┌─ Data provided

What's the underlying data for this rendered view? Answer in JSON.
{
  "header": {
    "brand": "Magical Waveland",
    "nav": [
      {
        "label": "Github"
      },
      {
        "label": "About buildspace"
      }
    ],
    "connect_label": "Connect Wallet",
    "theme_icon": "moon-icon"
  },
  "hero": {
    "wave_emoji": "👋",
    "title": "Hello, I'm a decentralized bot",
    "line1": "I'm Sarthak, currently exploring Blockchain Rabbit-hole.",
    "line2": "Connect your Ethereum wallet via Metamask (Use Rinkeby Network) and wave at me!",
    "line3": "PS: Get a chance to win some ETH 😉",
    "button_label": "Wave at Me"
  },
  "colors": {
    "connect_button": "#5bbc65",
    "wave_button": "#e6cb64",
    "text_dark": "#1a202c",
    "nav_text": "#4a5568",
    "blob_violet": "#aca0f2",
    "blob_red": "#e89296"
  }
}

└─

Reproduce every record above exactly as it appears.

What's the underlying data for this rendered view? Answer in JSON.
{
  "header": {
    "brand": "Magical Waveland",
    "nav": [
      {
        "label": "Github"
      },
      {
        "label": "About buildspace"
      }
    ],
    "connect_label": "Connect Wallet",
    "theme_icon": "moon-icon"
  },
  "hero": {
    "wave_emoji": "👋",
    "title": "Hello, I'm a decentralized bot",
    "line1": "I'm Sarthak, currently exploring Blockchain Rabbit-hole.",
    "line2": "Connect your Ethereum wallet via Metamask (Use Rinkeby Network) and wave at me!",
    "line3": "PS: Get a chance to win some ETH 😉",
    "button_label": "Wave at Me"
  },
  "colors": {
    "connect_button": "#5bbc65",
    "wave_button": "#e6cb64",
    "text_dark": "#1a202c",
    "nav_text": "#4a5568",
    "blob_violet": "#aca0f2",
    "blob_red": "#e89296"
  }
}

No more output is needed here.